• _What the task requires_
Restate the whole listing exactly.
---------- Data section
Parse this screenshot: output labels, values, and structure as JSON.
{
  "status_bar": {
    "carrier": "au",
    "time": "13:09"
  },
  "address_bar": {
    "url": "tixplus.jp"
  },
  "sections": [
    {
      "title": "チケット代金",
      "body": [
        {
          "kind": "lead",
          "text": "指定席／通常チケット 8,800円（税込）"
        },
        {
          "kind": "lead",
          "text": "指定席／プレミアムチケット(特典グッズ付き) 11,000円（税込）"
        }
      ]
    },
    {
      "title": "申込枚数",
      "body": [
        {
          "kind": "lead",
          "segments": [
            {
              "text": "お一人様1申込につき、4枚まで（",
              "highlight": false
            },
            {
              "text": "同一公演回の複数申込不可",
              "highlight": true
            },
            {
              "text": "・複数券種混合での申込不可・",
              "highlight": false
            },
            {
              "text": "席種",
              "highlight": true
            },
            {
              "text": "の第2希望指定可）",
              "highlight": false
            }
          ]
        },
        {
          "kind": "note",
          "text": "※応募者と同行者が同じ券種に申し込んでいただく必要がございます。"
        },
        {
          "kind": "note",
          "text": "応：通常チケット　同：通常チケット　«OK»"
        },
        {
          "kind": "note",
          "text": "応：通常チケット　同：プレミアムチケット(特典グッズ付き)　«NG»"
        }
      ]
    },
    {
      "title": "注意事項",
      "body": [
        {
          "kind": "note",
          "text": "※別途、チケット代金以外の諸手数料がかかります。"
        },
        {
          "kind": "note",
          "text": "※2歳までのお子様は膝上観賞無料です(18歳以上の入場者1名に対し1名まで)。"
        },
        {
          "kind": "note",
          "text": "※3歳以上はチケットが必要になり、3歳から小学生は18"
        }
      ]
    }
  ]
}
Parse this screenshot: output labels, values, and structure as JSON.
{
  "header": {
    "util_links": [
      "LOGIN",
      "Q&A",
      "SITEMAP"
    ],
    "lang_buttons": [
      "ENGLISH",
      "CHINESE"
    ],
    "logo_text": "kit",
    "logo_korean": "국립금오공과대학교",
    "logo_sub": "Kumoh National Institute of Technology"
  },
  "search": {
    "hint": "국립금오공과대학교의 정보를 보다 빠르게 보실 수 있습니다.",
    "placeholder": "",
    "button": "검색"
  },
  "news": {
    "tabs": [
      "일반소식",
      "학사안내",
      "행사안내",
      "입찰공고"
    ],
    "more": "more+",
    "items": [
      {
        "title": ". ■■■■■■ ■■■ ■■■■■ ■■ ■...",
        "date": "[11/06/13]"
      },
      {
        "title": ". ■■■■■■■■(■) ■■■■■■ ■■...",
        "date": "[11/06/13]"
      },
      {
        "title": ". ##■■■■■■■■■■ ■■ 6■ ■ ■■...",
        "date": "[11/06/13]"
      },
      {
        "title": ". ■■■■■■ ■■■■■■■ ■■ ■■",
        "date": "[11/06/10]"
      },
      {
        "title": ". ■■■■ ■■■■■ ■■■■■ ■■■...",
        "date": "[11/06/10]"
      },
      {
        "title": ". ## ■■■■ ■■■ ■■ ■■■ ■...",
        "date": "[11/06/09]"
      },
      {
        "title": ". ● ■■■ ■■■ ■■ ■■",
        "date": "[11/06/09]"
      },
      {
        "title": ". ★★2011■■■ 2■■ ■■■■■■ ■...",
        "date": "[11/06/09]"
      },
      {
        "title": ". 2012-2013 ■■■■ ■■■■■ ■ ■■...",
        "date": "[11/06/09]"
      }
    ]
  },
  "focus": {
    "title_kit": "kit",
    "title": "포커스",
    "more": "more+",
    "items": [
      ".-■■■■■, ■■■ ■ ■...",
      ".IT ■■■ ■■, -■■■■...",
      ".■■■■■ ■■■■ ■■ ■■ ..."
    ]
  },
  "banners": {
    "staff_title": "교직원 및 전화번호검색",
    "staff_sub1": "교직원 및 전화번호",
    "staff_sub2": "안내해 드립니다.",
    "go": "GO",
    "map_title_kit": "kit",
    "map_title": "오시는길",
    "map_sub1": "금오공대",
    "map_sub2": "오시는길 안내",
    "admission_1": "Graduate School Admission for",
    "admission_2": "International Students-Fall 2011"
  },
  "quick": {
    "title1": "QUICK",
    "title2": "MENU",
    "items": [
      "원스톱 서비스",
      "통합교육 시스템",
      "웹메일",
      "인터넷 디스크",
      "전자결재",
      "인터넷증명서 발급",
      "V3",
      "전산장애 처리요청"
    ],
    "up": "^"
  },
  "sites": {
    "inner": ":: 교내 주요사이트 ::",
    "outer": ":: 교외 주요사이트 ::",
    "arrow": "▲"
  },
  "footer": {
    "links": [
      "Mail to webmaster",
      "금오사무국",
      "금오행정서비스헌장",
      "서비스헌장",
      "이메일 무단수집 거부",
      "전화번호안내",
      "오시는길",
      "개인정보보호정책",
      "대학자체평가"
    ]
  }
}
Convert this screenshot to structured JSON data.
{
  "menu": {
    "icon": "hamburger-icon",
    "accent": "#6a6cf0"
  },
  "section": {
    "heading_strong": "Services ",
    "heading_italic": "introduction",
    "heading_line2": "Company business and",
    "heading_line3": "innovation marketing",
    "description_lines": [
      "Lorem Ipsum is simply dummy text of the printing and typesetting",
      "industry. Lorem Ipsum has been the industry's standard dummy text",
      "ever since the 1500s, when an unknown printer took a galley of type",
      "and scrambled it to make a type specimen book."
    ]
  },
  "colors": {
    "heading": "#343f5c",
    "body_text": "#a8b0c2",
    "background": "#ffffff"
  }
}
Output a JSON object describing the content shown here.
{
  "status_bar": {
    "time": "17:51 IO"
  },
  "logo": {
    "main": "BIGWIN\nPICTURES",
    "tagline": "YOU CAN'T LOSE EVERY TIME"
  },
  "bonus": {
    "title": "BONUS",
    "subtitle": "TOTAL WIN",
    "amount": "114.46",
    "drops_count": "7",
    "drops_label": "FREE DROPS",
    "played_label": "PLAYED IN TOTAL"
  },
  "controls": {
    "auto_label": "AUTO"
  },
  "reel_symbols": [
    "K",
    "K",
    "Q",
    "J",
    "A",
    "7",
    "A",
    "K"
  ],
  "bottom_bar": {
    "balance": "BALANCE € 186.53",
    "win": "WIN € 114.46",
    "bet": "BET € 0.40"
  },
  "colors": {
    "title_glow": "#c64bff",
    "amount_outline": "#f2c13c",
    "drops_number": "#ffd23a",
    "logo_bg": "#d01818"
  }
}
--------------------
• _Output for this task_
Parse this screenshot: output labels, values, and structure as JSON.
{
  "status_bar": {
    "carrier": "au",
    "time": "13:09"
  },
  "address_bar": {
    "url": "tixplus.jp"
  },
  "sections": [
    {
      "title": "チケット代金",
      "body": [
        {
          "kind": "lead",
          "text": "指定席／通常チケット 8,800円（税込）"
        },
        {
          "kind": "lead",
          "text": "指定席／プレミアムチケット(特典グッズ付き) 11,000円（税込）"
        }
      ]
    },
    {
      "title": "申込枚数",
      "body": [
        {
          "kind": "lead",
          "segments": [
            {
              "text": "お一人様1申込につき、4枚まで（",
              "highlight": false
            },
            {
              "text": "同一公演回の複数申込不可",
              "highlight": true
            },
            {
              "text": "・複数券種混合での申込不可・",
              "highlight": false
            },
            {
              "text": "席種",
              "highlight": true
            },
            {
              "text": "の第2希望指定可）",
              "highlight": false
            }
          ]
        },
        {
          "kind": "note",
          "text": "※応募者と同行者が同じ券種に申し込んでいただく必要がございます。"
        },
        {
          "kind": "note",
          "text": "応：通常チケット　同：通常チケット　«OK»"
        },
        {
          "kind": "note",
          "text": "応：通常チケット　同：プレミアムチケット(特典グッズ付き)　«NG»"
        }
      ]
    },
    {
      "title": "注意事項",
      "body": [
        {
          "kind": "note",
          "text": "※別途、チケット代金以外の諸手数料がかかります。"
        },
        {
          "kind": "note",
          "text": "※2歳までのお子様は膝上観賞無料です(18歳以上の入場者1名に対し1名まで)。"
        },
        {
          "kind": "note",
          "text": "※3歳以上はチケットが必要になり、3歳から小学生は18"
        }
      ]
    }
  ]
}
Parse this screenshot: output labels, values, and structure as JSON.
{
  "header": {
    "util_links": [
      "LOGIN",
      "Q&A",
      "SITEMAP"
    ],
    "lang_buttons": [
      "ENGLISH",
      "CHINESE"
    ],
    "logo_text": "kit",
    "logo_korean": "국립금오공과대학교",
    "logo_sub": "Kumoh National Institute of Technology"
  },
  "search": {
    "hint": "국립금오공과대학교의 정보를 보다 빠르게 보실 수 있습니다.",
    "placeholder": "",
    "button": "검색"
  },
  "news": {
    "tabs": [
      "일반소식",
      "학사안내",
      "행사안내",
      "입찰공고"
    ],
    "more": "more+",
    "items": [
      {
        "title": ". ■■■■■■ ■■■ ■■■■■ ■■ ■...",
        "date": "[11/06/13]"
      },
      {
        "title": ". ■■■■■■■■(■) ■■■■■■ ■■...",
        "date": "[11/06/13]"
      },
      {
        "title": ". ##■■■■■■■■■■ ■■ 6■ ■ ■■...",
        "date": "[11/06/13]"
      },
      {
        "title": ". ■■■■■■ ■■■■■■■ ■■ ■■",
        "date": "[11/06/10]"
      },
      {
        "title": ". ■■■■ ■■■■■ ■■■■■ ■■■...",
        "date": "[11/06/10]"
      },
      {
        "title": ". ## ■■■■ ■■■ ■■ ■■■ ■...",
        "date": "[11/06/09]"
      },
      {
        "title": ". ● ■■■ ■■■ ■■ ■■",
        "date": "[11/06/09]"
      },
      {
        "title": ". ★★2011■■■ 2■■ ■■■■■■ ■...",
        "date": "[11/06/09]"
      },
      {
        "title": ". 2012-2013 ■■■■ ■■■■■ ■ ■■...",
        "date": "[11/06/09]"
      }
    ]
  },
  "focus": {
    "title_kit": "kit",
    "title": "포커스",
    "more": "more+",
    "items": [
      ".-■■■■■, ■■■ ■ ■...",
      ".IT ■■■ ■■, -■■■■...",
      ".■■■■■ ■■■■ ■■ ■■ ..."
    ]
  },
  "banners": {
    "staff_title": "교직원 및 전화번호검색",
    "staff_sub1": "교직원 및 전화번호",
    "staff_sub2": "안내해 드립니다.",
    "go": "GO",
    "map_title_kit": "kit",
    "map_title": "오시는길",
    "map_sub1": "금오공대",
    "map_sub2": "오시는길 안내",
    "admission_1": "Graduate School Admission for",
    "admission_2": "International Students-Fall 2011"
  },
  "quick": {
    "title1": "QUICK",
    "title2": "MENU",
    "items": [
      "원스톱 서비스",
      "통합교육 시스템",
      "웹메일",
      "인터넷 디스크",
      "전자결재",
      "인터넷증명서 발급",
      "V3",
      "전산장애 처리요청"
    ],
    "up": "^"
  },
  "sites": {
    "inner": ":: 교내 주요사이트 ::",
    "outer": ":: 교외 주요사이트 ::",
    "arrow": "▲"
  },
  "footer": {
    "links": [
      "Mail to webmaster",
      "금오사무국",
      "금오행정서비스헌장",
      "서비스헌장",
      "이메일 무단수집 거부",
      "전화번호안내",
      "오시는길",
      "개인정보보호정책",
      "대학자체평가"
    ]
  }
}
Convert this screenshot to structured JSON data.
{
  "menu": {
    "icon": "hamburger-icon",
    "accent": "#6a6cf0"
  },
  "section": {
    "heading_strong": "Services ",
    "heading_italic": "introduction",
    "heading_line2": "Company business and",
    "heading_line3": "innovation marketing",
    "description_lines": [
      "Lorem Ipsum is simply dummy text of the printing and typesetting",
      "industry. Lorem Ipsum has been the industry's standard dummy text",
      "ever since the 1500s, when an unknown printer took a galley of type",
      "and scrambled it to make a type specimen book."
    ]
  },
  "colors": {
    "heading": "#343f5c",
    "body_text": "#a8b0c2",
    "background": "#ffffff"
  }
}
Output a JSON object describing the content shown here.
{
  "status_bar": {
    "time": "17:51 IO"
  },
  "logo": {
    "main": "BIGWIN\nPICTURES",
    "tagline": "YOU CAN'T LOSE EVERY TIME"
  },
  "bonus": {
    "title": "BONUS",
    "subtitle": "TOTAL WIN",
    "amount": "114.46",
    "drops_count": "7",
    "drops_label": "FREE DROPS",
    "played_label": "PLAYED IN TOTAL"
  },
  "controls": {
    "auto_label": "AUTO"
  },
  "reel_symbols": [
    "K",
    "K",
    "Q",
    "J",
    "A",
    "7",
    "A",
    "K"
  ],
  "bottom_bar": {
    "balance": "BALANCE € 186.53",
    "win": "WIN € 114.46",
    "bet": "BET € 0.40"
  },
  "colors": {
    "title_glow": "#c64bff",
    "amount_outline": "#f2c13c",
    "drops_number": "#ffd23a",
    "logo_bg": "#d01818"
  }
}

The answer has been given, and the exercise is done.